** Data for this exercise **
----------

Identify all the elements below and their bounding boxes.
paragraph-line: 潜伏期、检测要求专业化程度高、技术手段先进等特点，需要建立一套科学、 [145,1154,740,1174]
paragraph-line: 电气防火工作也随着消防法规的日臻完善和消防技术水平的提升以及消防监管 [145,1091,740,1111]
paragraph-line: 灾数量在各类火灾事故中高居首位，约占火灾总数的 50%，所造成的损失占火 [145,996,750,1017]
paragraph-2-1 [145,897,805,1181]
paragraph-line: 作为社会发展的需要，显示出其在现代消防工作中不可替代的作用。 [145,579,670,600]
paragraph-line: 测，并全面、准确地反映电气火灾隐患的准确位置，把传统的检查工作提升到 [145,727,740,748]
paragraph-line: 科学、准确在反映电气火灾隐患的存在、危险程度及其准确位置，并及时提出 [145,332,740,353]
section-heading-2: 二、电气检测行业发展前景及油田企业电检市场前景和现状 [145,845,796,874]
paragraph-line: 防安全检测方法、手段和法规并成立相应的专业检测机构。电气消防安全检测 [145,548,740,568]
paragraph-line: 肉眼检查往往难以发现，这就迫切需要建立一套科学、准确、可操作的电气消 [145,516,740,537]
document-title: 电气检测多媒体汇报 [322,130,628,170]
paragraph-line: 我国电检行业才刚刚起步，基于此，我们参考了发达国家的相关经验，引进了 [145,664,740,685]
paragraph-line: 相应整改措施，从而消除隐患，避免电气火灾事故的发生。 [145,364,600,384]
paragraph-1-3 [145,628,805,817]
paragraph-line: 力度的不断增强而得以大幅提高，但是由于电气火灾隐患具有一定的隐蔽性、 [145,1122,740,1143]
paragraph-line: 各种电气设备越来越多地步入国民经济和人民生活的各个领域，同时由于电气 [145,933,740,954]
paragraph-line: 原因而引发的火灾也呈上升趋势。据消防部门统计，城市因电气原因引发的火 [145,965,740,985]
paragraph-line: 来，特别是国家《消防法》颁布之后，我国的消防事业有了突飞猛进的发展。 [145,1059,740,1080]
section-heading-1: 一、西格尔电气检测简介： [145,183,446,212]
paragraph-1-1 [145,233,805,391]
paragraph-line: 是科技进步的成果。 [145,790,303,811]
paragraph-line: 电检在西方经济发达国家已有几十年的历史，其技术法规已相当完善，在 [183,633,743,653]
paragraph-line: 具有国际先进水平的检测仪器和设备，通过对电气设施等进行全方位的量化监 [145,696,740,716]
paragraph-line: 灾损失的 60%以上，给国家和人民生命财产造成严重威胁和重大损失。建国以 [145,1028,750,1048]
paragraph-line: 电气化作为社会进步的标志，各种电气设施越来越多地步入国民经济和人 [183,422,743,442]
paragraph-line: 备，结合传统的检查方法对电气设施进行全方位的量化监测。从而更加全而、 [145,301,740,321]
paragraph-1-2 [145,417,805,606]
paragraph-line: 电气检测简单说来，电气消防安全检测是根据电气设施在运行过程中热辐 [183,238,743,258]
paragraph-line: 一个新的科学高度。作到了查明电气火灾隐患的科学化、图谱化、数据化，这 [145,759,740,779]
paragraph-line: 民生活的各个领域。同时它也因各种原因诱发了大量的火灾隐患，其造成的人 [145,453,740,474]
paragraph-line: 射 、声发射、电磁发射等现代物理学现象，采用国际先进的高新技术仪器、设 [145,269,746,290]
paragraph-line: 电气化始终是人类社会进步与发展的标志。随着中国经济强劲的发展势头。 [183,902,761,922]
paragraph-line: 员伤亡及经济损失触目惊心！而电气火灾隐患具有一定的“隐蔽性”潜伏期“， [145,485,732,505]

----------

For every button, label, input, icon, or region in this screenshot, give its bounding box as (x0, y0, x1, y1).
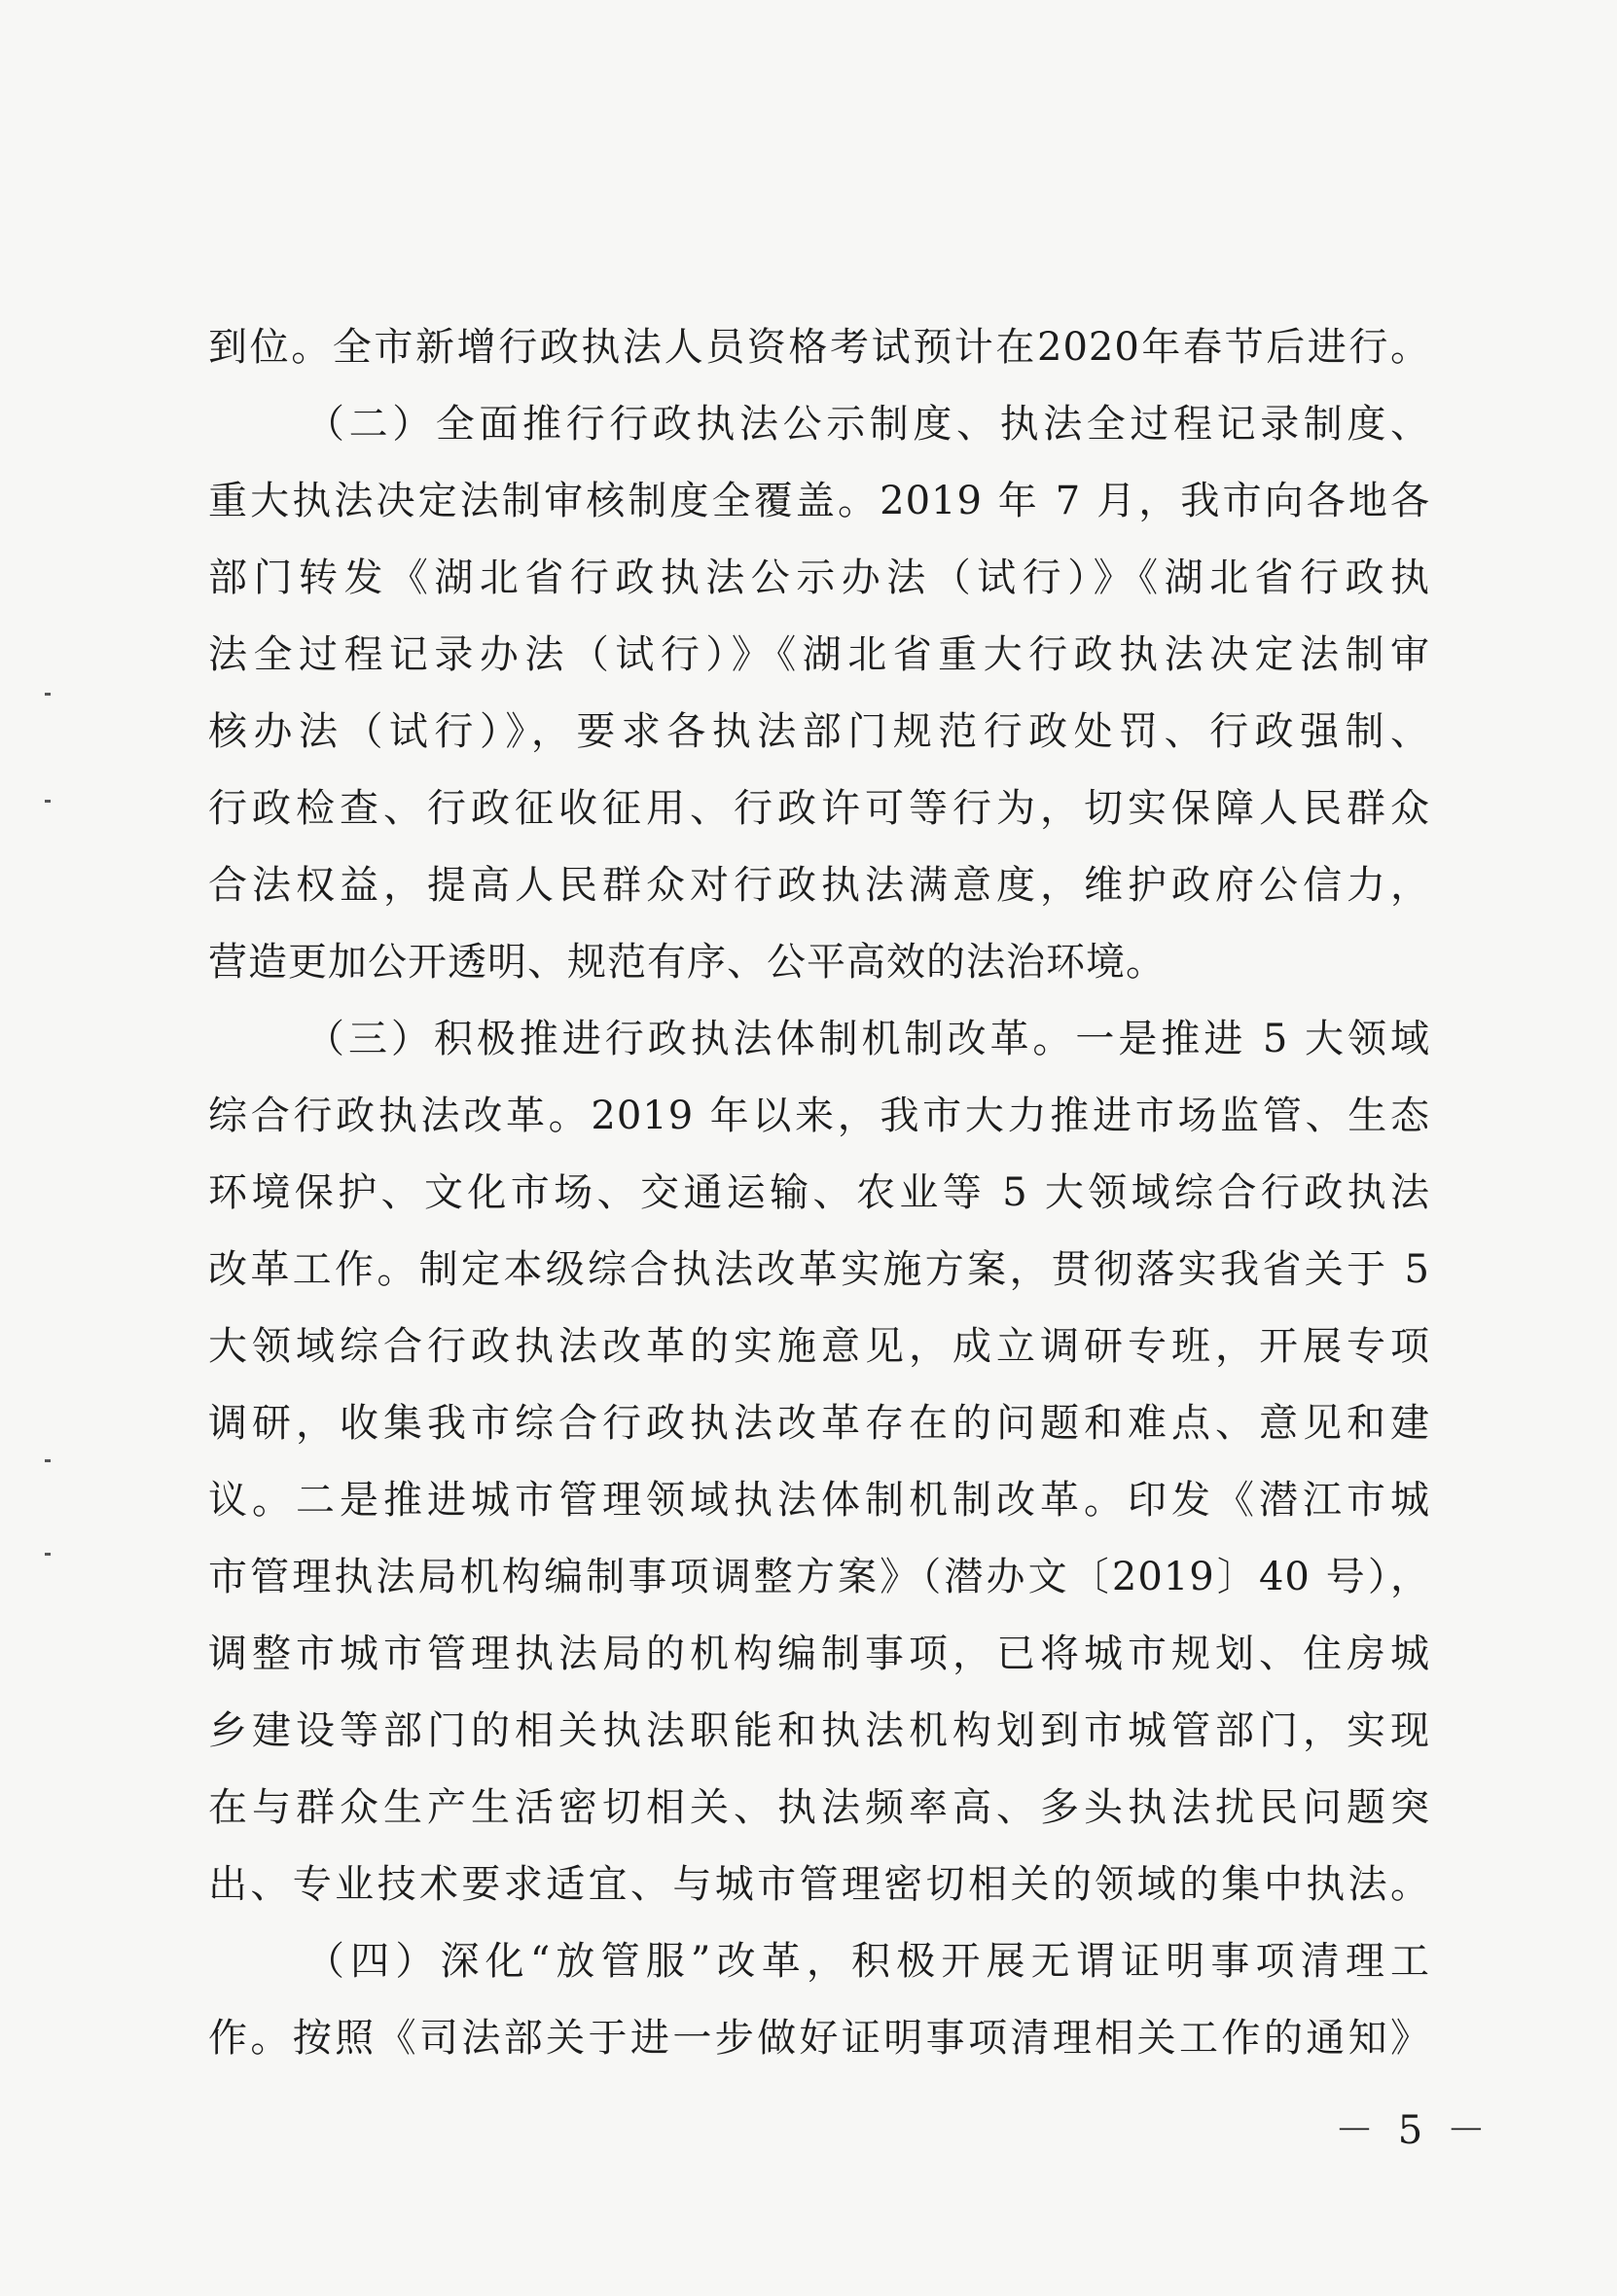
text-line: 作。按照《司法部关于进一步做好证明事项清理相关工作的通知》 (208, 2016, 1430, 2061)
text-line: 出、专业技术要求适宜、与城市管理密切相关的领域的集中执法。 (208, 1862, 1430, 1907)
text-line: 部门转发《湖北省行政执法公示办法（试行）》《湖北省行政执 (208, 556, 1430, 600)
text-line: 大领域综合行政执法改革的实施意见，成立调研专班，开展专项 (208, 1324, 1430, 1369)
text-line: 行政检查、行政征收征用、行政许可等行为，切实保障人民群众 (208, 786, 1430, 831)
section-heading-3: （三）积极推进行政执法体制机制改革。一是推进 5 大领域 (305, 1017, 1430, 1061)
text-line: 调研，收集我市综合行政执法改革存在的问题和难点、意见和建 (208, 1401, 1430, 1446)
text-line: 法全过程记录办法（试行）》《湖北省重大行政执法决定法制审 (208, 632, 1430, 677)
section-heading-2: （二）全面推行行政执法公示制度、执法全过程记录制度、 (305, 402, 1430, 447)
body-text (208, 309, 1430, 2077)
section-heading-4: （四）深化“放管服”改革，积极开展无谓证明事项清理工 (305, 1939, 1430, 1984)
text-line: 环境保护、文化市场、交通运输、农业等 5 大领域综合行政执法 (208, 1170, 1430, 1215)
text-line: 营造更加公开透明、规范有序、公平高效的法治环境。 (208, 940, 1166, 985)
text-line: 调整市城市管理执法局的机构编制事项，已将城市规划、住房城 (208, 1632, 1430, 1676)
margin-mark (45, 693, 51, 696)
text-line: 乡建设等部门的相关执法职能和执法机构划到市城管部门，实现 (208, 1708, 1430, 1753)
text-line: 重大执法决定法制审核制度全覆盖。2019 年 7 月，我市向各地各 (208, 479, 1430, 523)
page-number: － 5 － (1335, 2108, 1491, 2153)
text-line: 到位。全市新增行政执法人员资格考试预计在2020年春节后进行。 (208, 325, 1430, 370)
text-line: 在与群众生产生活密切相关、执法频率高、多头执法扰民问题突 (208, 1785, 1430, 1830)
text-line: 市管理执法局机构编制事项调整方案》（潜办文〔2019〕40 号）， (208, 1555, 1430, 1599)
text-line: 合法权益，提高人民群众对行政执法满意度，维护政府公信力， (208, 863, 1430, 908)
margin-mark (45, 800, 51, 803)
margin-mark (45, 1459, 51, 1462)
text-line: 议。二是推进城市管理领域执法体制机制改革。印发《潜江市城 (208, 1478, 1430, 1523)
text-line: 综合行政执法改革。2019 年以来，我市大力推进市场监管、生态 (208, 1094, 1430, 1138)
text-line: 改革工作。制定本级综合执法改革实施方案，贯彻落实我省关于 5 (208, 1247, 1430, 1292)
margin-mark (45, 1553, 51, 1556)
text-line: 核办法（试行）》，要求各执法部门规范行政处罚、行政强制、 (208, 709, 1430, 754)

----------

** What you need to do **
Can you output, unchanged, every line of the data from the one containing "text-line: 作。按照《司法部关于进一步做好证明事项清理相关工作的通知》 (208, 2016, 1430, 2061)" down to the one containing "text-line: 行政检查、行政征收征用、行政许可等行为，切实保障人民群众 (208, 786, 1430, 831)", with both of those lines included?

** Answer to the exercise **
text-line: 作。按照《司法部关于进一步做好证明事项清理相关工作的通知》 (208, 2016, 1430, 2061)
text-line: 出、专业技术要求适宜、与城市管理密切相关的领域的集中执法。 (208, 1862, 1430, 1907)
text-line: 部门转发《湖北省行政执法公示办法（试行）》《湖北省行政执 (208, 556, 1430, 600)
text-line: 大领域综合行政执法改革的实施意见，成立调研专班，开展专项 (208, 1324, 1430, 1369)
text-line: 行政检查、行政征收征用、行政许可等行为，切实保障人民群众 (208, 786, 1430, 831)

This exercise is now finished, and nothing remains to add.